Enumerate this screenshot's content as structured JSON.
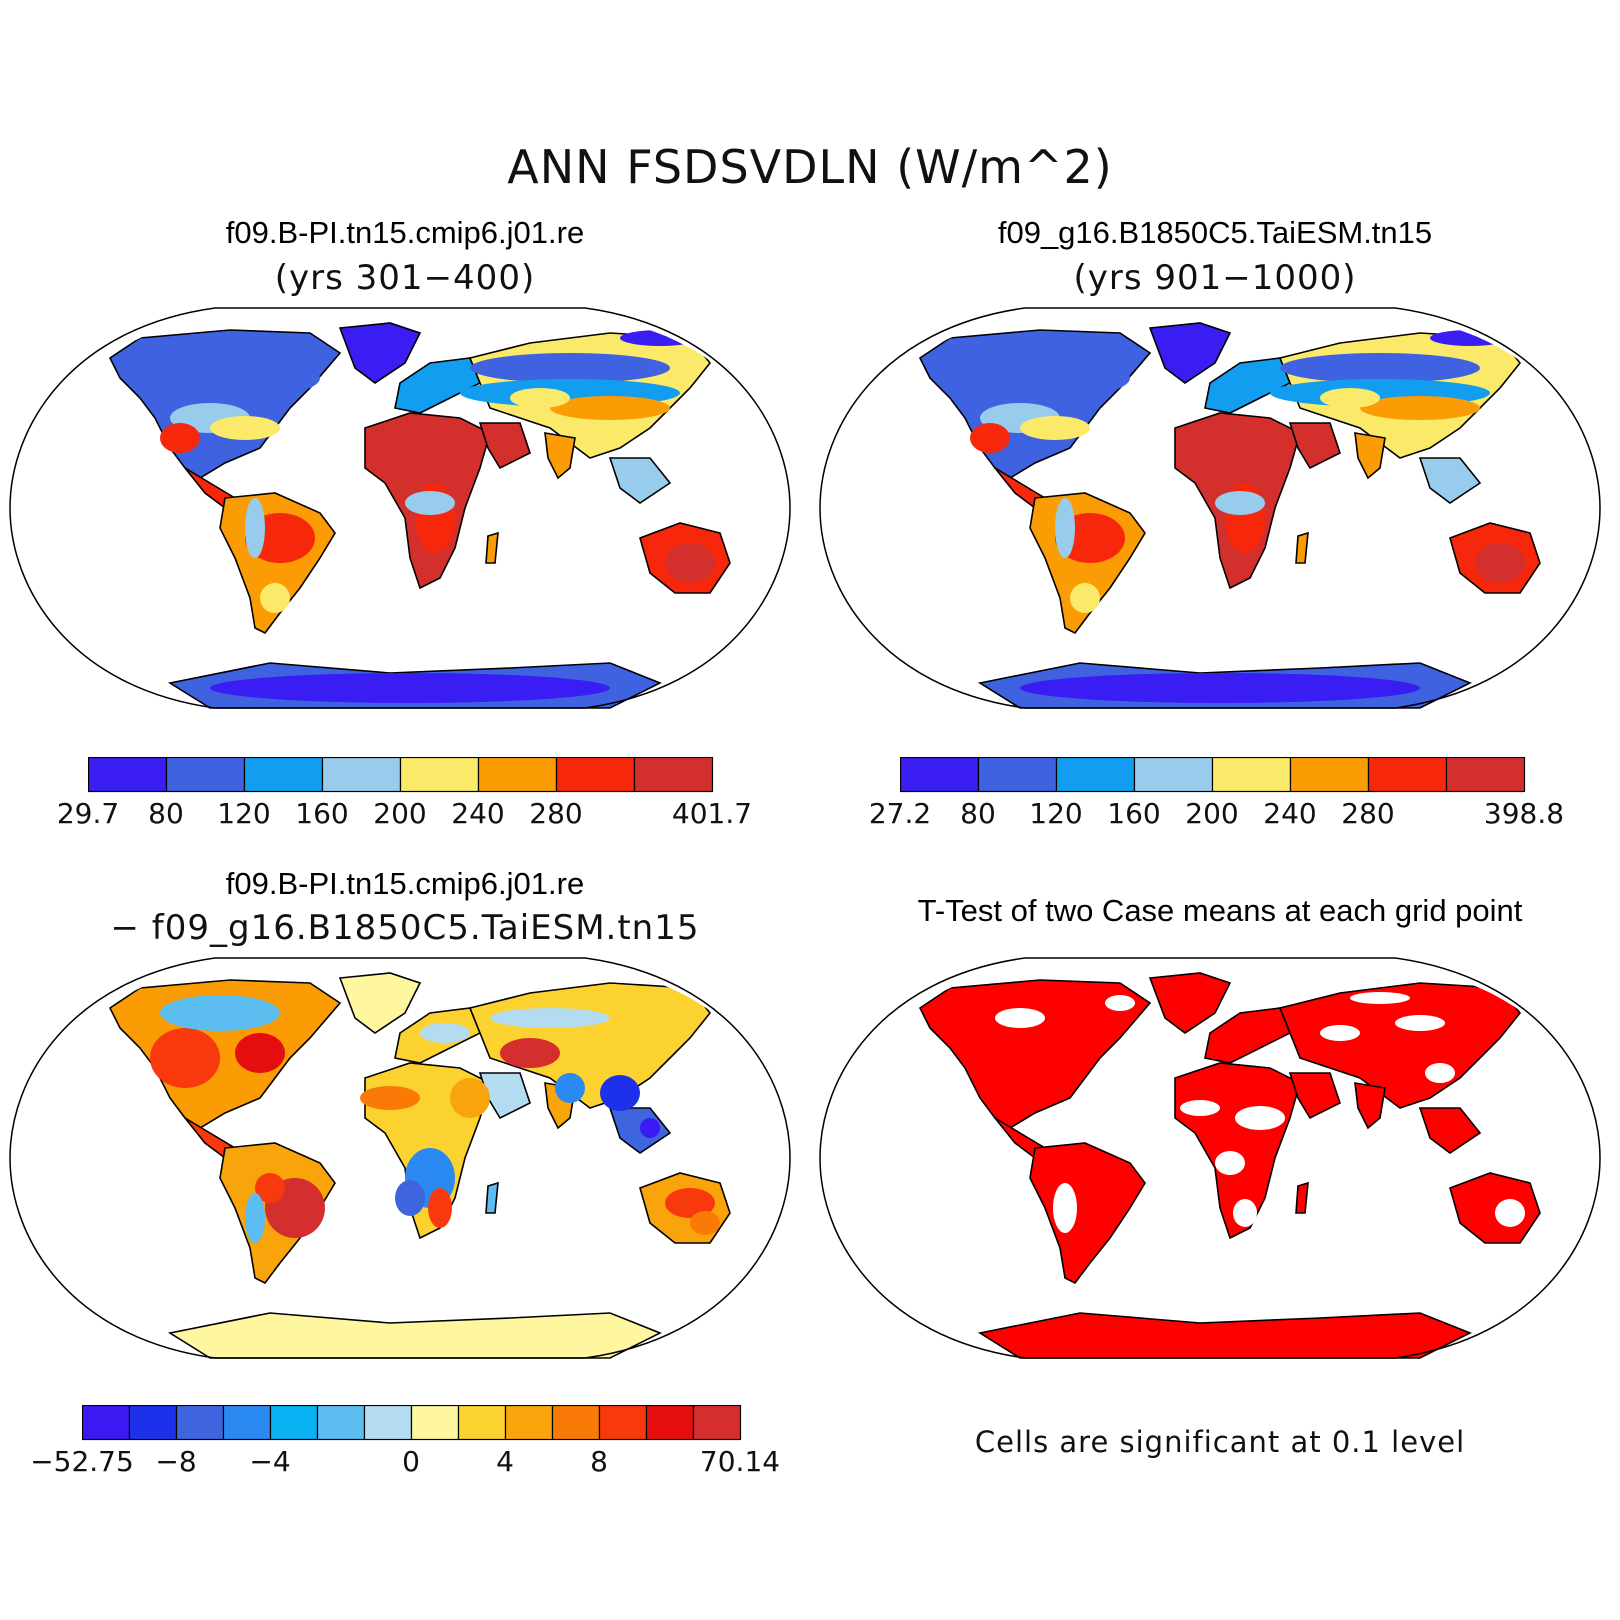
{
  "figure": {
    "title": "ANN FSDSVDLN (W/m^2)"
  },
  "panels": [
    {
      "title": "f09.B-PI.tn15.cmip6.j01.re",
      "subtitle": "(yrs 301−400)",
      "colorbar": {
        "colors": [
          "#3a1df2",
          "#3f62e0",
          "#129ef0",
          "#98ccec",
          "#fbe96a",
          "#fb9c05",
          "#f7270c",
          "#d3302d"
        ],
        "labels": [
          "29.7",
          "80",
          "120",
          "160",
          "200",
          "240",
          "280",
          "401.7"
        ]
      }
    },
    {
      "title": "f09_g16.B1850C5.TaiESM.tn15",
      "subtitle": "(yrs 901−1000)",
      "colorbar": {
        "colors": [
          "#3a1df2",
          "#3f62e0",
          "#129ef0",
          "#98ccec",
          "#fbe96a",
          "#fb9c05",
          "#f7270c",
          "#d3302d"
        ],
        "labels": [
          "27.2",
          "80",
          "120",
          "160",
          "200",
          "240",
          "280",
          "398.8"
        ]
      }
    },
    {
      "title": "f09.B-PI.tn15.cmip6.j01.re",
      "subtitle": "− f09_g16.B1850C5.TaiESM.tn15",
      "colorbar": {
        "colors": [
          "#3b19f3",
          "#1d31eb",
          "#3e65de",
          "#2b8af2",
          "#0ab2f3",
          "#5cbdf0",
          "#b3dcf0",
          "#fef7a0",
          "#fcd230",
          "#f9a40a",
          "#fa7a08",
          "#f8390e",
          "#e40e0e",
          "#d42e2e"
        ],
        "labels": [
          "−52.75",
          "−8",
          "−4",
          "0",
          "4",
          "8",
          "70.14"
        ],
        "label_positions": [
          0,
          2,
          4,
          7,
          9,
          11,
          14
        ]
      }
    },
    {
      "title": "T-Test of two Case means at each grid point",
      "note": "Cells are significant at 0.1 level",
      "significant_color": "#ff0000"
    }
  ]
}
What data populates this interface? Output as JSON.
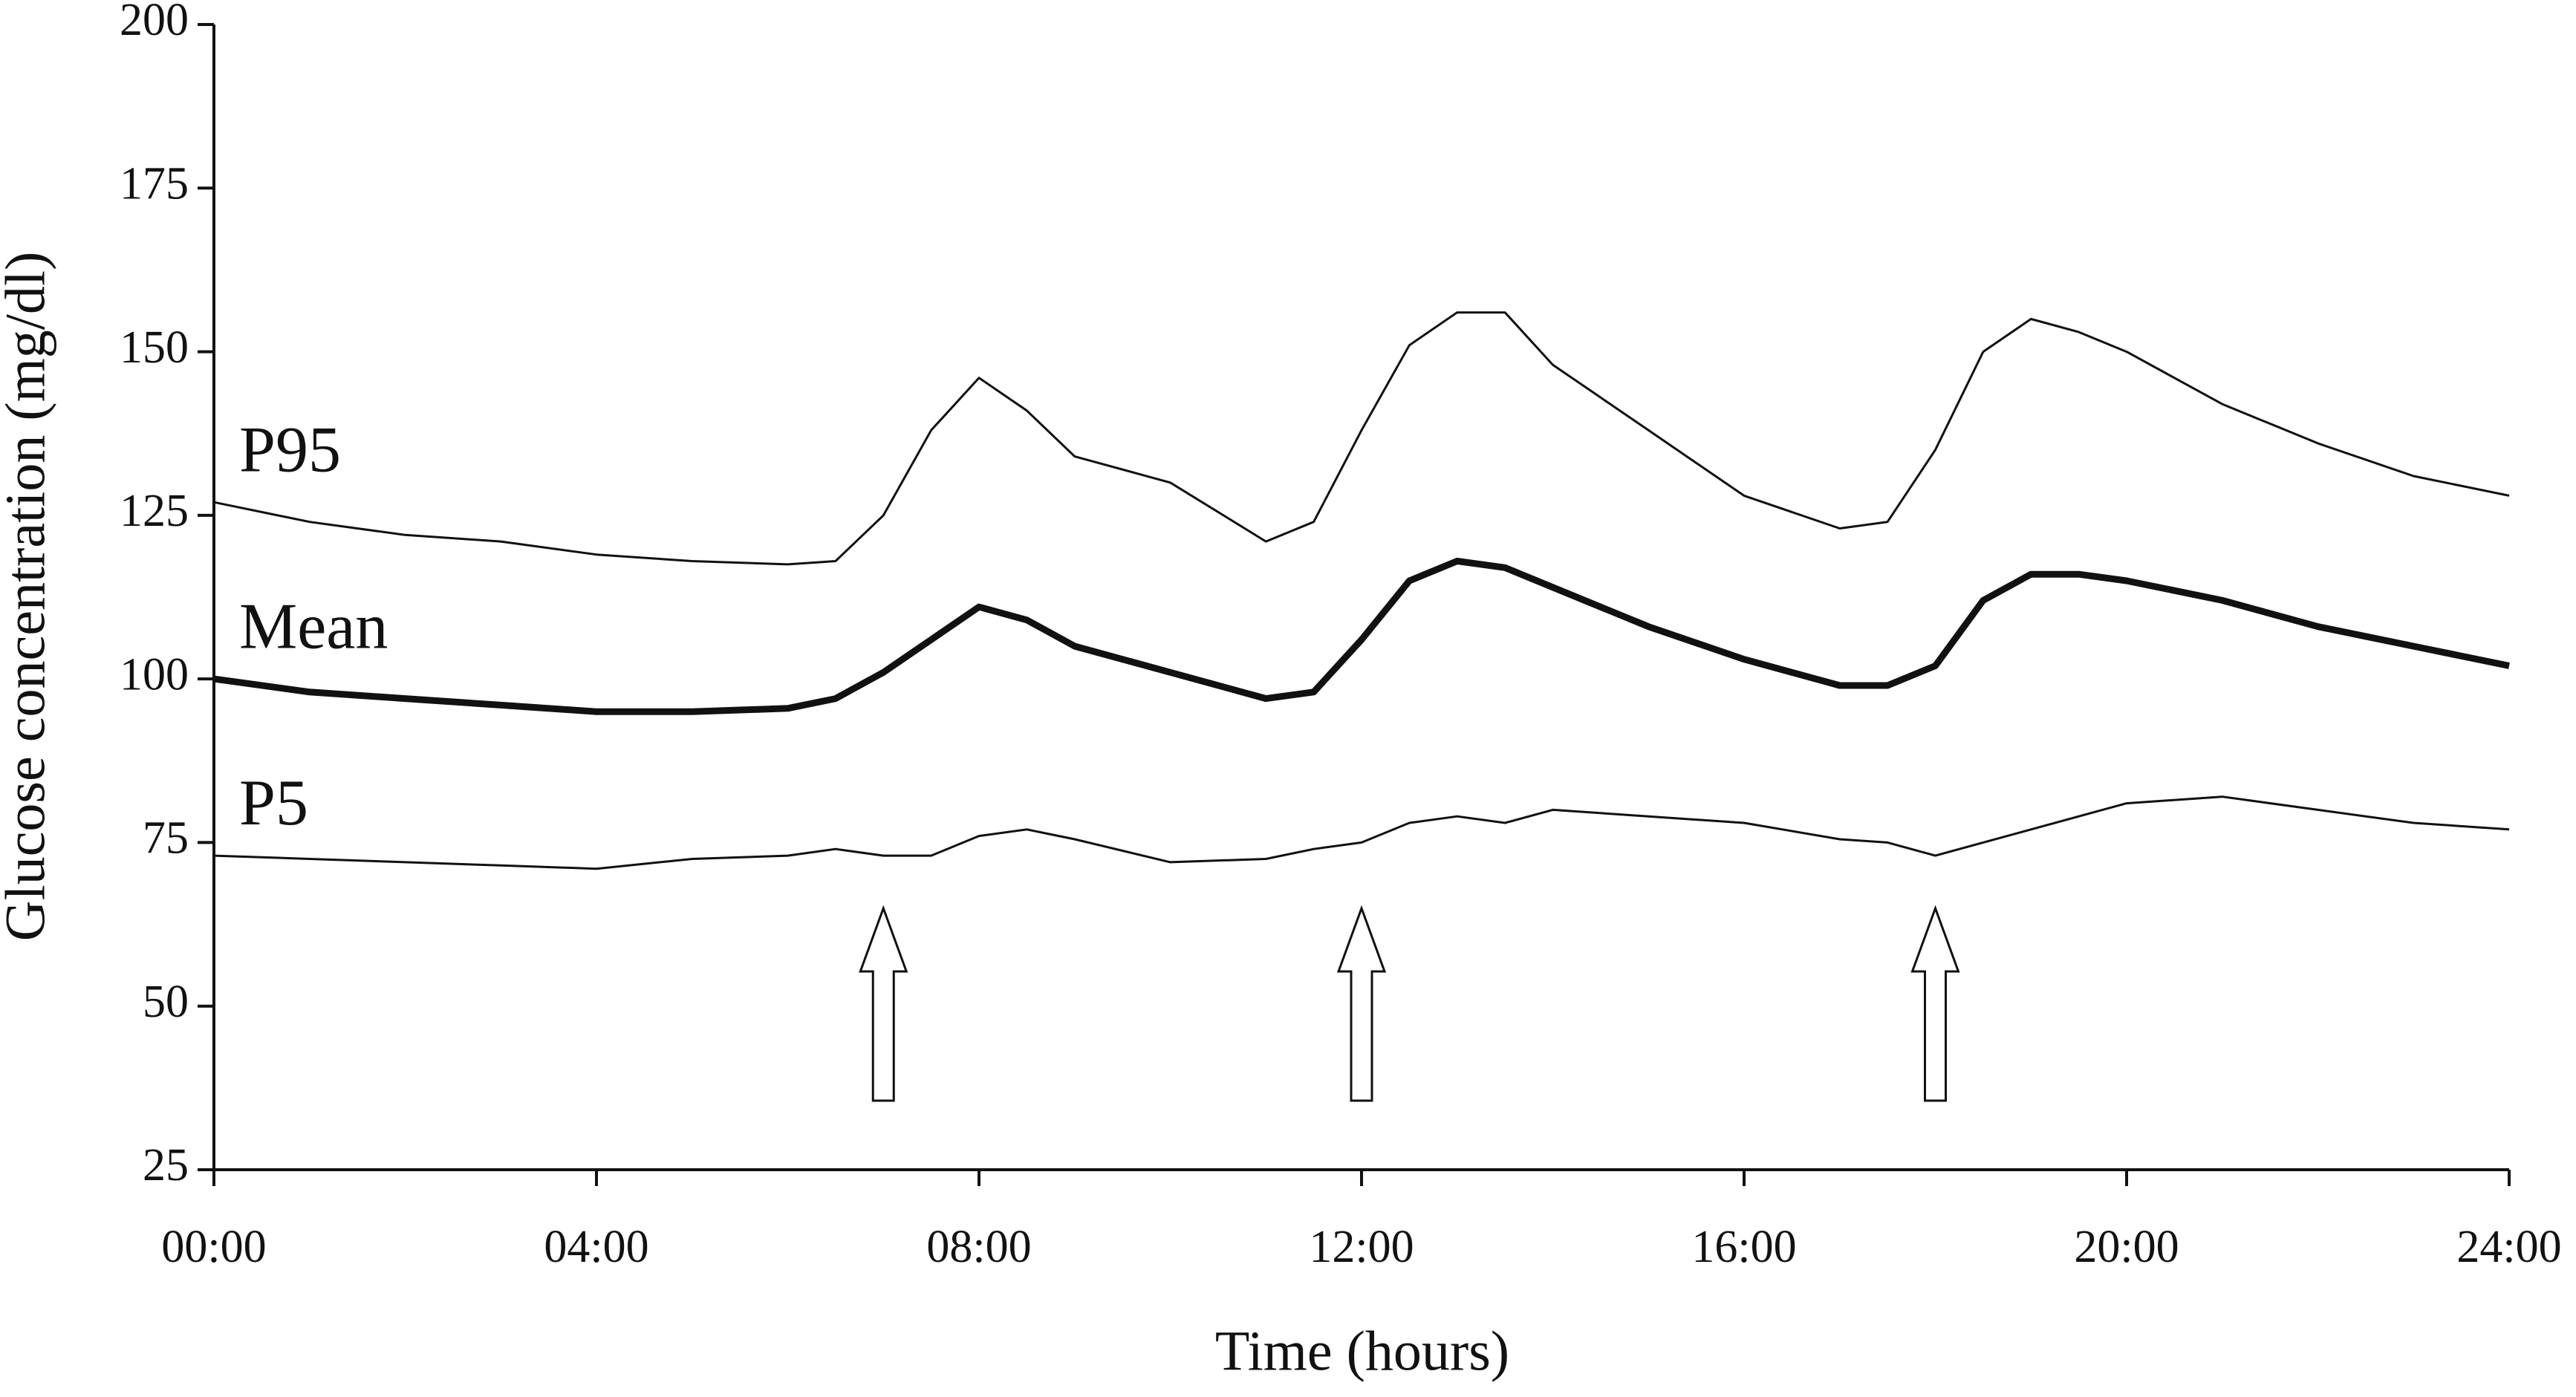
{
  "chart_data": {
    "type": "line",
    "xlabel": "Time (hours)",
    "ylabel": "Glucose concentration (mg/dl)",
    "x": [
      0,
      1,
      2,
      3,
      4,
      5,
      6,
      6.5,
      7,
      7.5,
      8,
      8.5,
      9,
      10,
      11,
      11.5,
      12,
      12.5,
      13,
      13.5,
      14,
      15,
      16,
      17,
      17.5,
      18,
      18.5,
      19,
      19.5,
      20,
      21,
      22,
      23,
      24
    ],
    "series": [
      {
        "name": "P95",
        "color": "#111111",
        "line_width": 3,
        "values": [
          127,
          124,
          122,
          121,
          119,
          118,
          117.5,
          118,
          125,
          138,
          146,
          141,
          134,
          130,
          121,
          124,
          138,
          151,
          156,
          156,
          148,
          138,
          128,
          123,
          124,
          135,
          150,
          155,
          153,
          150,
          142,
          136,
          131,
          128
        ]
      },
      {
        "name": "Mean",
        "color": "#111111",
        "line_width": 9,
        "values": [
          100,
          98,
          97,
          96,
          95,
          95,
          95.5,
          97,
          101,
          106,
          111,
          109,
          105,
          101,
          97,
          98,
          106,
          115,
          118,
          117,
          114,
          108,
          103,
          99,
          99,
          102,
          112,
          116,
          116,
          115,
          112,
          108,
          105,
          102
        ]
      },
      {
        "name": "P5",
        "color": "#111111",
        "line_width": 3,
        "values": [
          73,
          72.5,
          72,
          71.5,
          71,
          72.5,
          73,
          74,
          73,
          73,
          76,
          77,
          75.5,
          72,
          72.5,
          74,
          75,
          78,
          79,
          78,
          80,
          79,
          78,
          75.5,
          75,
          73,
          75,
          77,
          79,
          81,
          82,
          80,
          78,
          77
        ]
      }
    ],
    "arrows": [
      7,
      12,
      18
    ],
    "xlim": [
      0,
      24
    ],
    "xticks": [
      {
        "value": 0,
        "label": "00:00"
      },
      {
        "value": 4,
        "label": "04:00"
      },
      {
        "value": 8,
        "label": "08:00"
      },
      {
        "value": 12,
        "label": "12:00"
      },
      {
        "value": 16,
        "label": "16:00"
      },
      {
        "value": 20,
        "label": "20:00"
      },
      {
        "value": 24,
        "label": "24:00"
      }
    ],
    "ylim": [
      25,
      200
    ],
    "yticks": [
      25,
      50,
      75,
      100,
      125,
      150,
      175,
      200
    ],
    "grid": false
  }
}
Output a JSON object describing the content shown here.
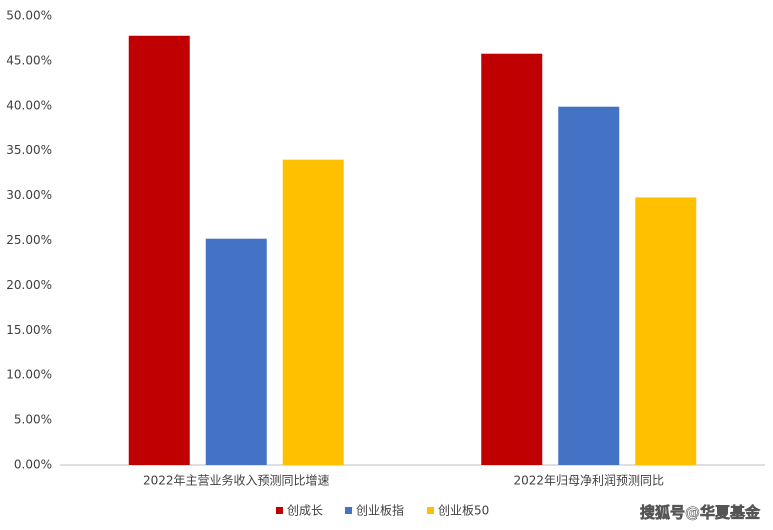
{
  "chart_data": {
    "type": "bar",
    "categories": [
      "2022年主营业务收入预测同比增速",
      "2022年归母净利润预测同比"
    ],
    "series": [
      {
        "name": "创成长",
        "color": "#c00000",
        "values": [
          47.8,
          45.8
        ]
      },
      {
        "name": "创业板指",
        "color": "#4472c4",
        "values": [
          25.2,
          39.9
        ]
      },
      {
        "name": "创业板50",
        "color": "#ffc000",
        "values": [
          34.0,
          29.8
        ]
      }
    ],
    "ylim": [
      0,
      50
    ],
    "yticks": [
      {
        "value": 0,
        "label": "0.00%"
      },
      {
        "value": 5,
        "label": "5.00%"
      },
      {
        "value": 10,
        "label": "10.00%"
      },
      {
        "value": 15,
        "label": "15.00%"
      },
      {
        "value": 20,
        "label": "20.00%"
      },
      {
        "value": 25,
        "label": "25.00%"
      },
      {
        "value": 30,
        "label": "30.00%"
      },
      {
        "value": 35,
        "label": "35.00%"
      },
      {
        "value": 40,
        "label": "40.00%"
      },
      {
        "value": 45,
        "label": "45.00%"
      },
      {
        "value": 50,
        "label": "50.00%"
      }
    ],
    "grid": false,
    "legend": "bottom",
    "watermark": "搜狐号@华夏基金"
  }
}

#####

From the entries above, return each line with the word "JSON" in it.

Exercise solution:
Enumerate this screenshot's content as structured JSON.
What data populates this interface? Output as JSON.
Output a JSON object describing the content shown here.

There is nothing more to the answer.